_TASK DESCRIPTION:_ The data below should be printed in full, exactly, and without any of its images.

>> START EXERCISE MATERIAL

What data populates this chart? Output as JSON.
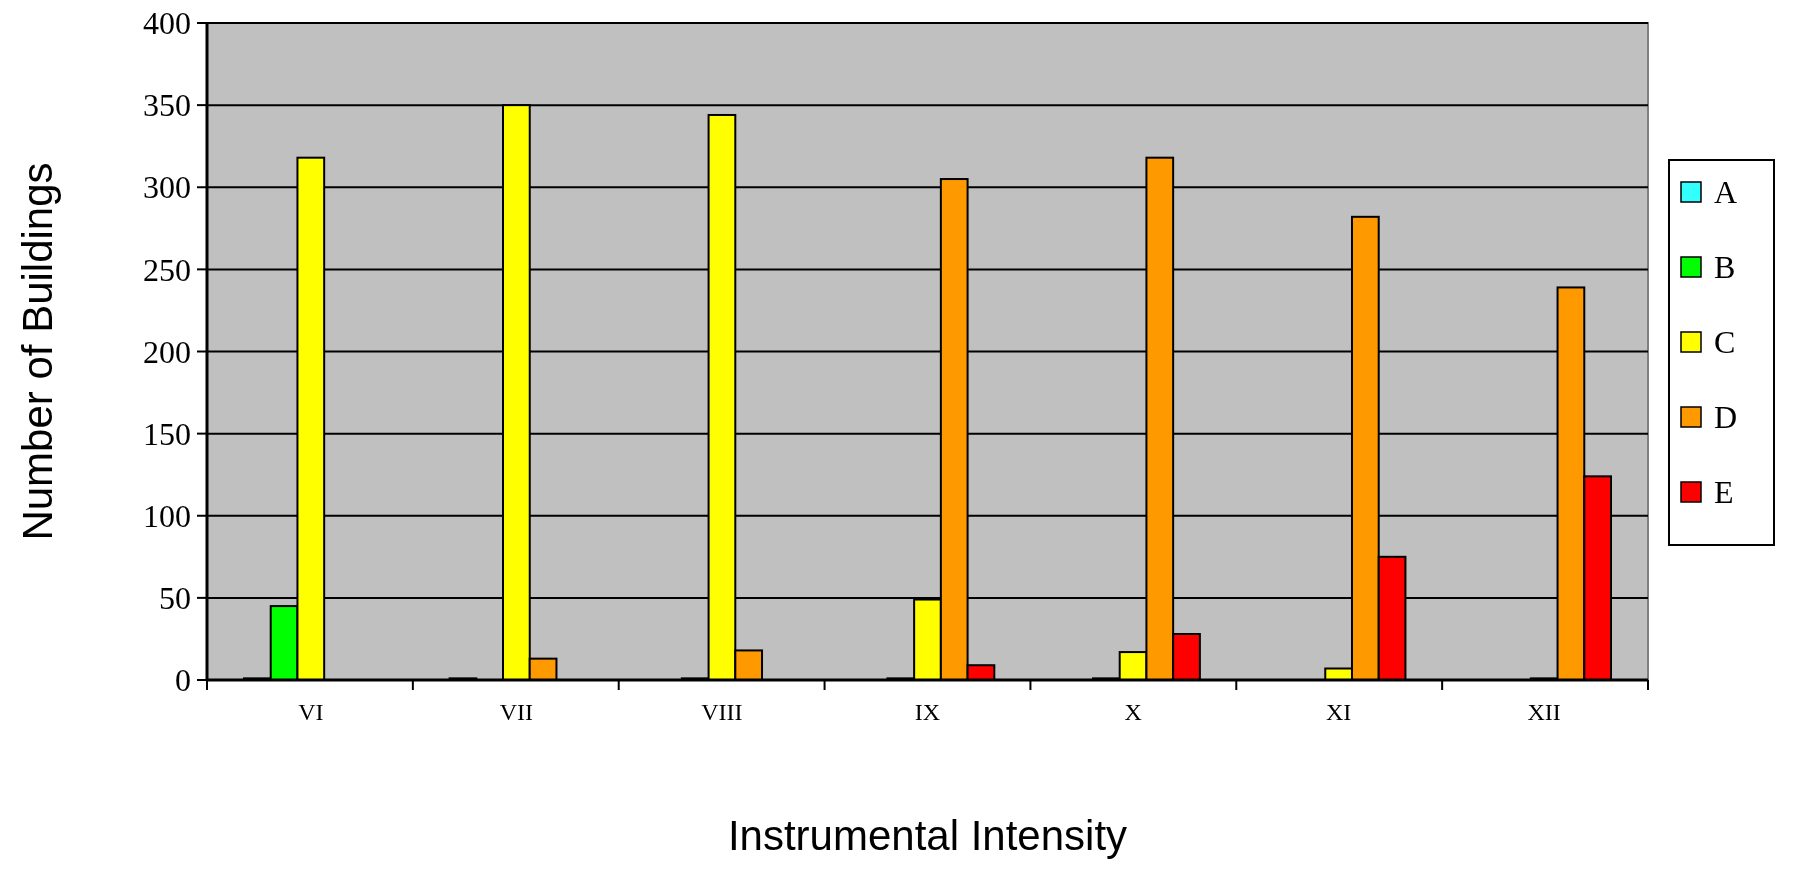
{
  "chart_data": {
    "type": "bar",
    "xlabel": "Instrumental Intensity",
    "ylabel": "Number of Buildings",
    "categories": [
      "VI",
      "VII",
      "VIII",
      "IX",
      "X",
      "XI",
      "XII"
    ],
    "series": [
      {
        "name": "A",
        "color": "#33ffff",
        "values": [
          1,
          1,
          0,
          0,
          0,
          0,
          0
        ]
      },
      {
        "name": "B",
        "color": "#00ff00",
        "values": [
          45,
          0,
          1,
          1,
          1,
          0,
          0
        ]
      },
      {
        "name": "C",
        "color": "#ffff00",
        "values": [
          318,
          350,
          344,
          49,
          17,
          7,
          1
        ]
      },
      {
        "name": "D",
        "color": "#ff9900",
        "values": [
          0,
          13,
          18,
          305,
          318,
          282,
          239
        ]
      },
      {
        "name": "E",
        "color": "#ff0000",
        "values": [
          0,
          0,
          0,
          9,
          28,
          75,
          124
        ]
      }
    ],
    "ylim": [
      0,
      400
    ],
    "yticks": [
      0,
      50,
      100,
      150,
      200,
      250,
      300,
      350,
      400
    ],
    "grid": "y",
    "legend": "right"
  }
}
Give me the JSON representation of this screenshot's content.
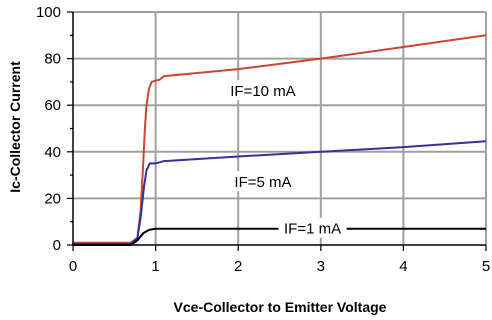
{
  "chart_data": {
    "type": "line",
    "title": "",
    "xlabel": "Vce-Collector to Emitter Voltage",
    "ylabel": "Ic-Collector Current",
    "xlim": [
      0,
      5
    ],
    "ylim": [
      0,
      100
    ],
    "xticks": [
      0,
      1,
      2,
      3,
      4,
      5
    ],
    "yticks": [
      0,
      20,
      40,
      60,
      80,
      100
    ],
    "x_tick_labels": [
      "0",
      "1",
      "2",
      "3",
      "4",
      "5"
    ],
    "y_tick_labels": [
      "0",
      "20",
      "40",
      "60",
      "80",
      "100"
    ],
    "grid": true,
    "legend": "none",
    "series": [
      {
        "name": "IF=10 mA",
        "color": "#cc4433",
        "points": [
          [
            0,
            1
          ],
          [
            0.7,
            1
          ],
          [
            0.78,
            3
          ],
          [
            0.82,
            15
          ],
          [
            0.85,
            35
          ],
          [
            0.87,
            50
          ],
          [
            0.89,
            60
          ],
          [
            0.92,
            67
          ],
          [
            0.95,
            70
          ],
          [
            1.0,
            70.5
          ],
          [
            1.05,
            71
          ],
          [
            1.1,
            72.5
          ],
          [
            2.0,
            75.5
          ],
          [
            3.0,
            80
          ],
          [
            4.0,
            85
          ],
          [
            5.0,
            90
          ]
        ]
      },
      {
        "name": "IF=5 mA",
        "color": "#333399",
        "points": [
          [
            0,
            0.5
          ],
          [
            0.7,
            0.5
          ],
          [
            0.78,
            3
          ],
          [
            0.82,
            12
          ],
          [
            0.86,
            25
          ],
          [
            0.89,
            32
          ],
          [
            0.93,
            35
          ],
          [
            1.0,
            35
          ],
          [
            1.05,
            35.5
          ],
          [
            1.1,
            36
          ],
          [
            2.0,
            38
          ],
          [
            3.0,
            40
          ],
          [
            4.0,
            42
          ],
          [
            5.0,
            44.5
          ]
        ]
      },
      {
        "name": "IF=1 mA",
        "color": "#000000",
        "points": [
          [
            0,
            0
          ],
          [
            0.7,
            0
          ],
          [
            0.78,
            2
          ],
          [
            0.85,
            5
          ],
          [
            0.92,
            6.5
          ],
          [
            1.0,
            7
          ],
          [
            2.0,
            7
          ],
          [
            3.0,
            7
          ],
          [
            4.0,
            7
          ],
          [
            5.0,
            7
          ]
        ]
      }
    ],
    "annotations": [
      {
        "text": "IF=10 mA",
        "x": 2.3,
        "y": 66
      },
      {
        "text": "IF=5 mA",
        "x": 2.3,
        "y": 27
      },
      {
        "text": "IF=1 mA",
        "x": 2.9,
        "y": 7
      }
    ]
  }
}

>> END EXERCISE MATERIAL

_FINISHED TASK:_
What data populates this chart? Output as JSON.
{
  "chart_data": {
    "type": "bar",
    "xlabel": "Instrumental Intensity",
    "ylabel": "Number of Buildings",
    "categories": [
      "VI",
      "VII",
      "VIII",
      "IX",
      "X",
      "XI",
      "XII"
    ],
    "series": [
      {
        "name": "A",
        "color": "#33ffff",
        "values": [
          1,
          1,
          0,
          0,
          0,
          0,
          0
        ]
      },
      {
        "name": "B",
        "color": "#00ff00",
        "values": [
          45,
          0,
          1,
          1,
          1,
          0,
          0
        ]
      },
      {
        "name": "C",
        "color": "#ffff00",
        "values": [
          318,
          350,
          344,
          49,
          17,
          7,
          1
        ]
      },
      {
        "name": "D",
        "color": "#ff9900",
        "values": [
          0,
          13,
          18,
          305,
          318,
          282,
          239
        ]
      },
      {
        "name": "E",
        "color": "#ff0000",
        "values": [
          0,
          0,
          0,
          9,
          28,
          75,
          124
        ]
      }
    ],
    "ylim": [
      0,
      400
    ],
    "yticks": [
      0,
      50,
      100,
      150,
      200,
      250,
      300,
      350,
      400
    ],
    "grid": "y",
    "legend": "right"
  }
}
Give me the JSON representation of this screenshot's content.
{
  "chart_data": {
    "type": "line",
    "title": "",
    "xlabel": "Vce-Collector to Emitter Voltage",
    "ylabel": "Ic-Collector Current",
    "xlim": [
      0,
      5
    ],
    "ylim": [
      0,
      100
    ],
    "xticks": [
      0,
      1,
      2,
      3,
      4,
      5
    ],
    "yticks": [
      0,
      20,
      40,
      60,
      80,
      100
    ],
    "x_tick_labels": [
      "0",
      "1",
      "2",
      "3",
      "4",
      "5"
    ],
    "y_tick_labels": [
      "0",
      "20",
      "40",
      "60",
      "80",
      "100"
    ],
    "grid": true,
    "legend": "none",
    "series": [
      {
        "name": "IF=10 mA",
        "color": "#cc4433",
        "points": [
          [
            0,
            1
          ],
          [
            0.7,
            1
          ],
          [
            0.78,
            3
          ],
          [
            0.82,
            15
          ],
          [
            0.85,
            35
          ],
          [
            0.87,
            50
          ],
          [
            0.89,
            60
          ],
          [
            0.92,
            67
          ],
          [
            0.95,
            70
          ],
          [
            1.0,
            70.5
          ],
          [
            1.05,
            71
          ],
          [
            1.1,
            72.5
          ],
          [
            2.0,
            75.5
          ],
          [
            3.0,
            80
          ],
          [
            4.0,
            85
          ],
          [
            5.0,
            90
          ]
        ]
      },
      {
        "name": "IF=5 mA",
        "color": "#333399",
        "points": [
          [
            0,
            0.5
          ],
          [
            0.7,
            0.5
          ],
          [
            0.78,
            3
          ],
          [
            0.82,
            12
          ],
          [
            0.86,
            25
          ],
          [
            0.89,
            32
          ],
          [
            0.93,
            35
          ],
          [
            1.0,
            35
          ],
          [
            1.05,
            35.5
          ],
          [
            1.1,
            36
          ],
          [
            2.0,
            38
          ],
          [
            3.0,
            40
          ],
          [
            4.0,
            42
          ],
          [
            5.0,
            44.5
          ]
        ]
      },
      {
        "name": "IF=1 mA",
        "color": "#000000",
        "points": [
          [
            0,
            0
          ],
          [
            0.7,
            0
          ],
          [
            0.78,
            2
          ],
          [
            0.85,
            5
          ],
          [
            0.92,
            6.5
          ],
          [
            1.0,
            7
          ],
          [
            2.0,
            7
          ],
          [
            3.0,
            7
          ],
          [
            4.0,
            7
          ],
          [
            5.0,
            7
          ]
        ]
      }
    ],
    "annotations": [
      {
        "text": "IF=10 mA",
        "x": 2.3,
        "y": 66
      },
      {
        "text": "IF=5 mA",
        "x": 2.3,
        "y": 27
      },
      {
        "text": "IF=1 mA",
        "x": 2.9,
        "y": 7
      }
    ]
  }
}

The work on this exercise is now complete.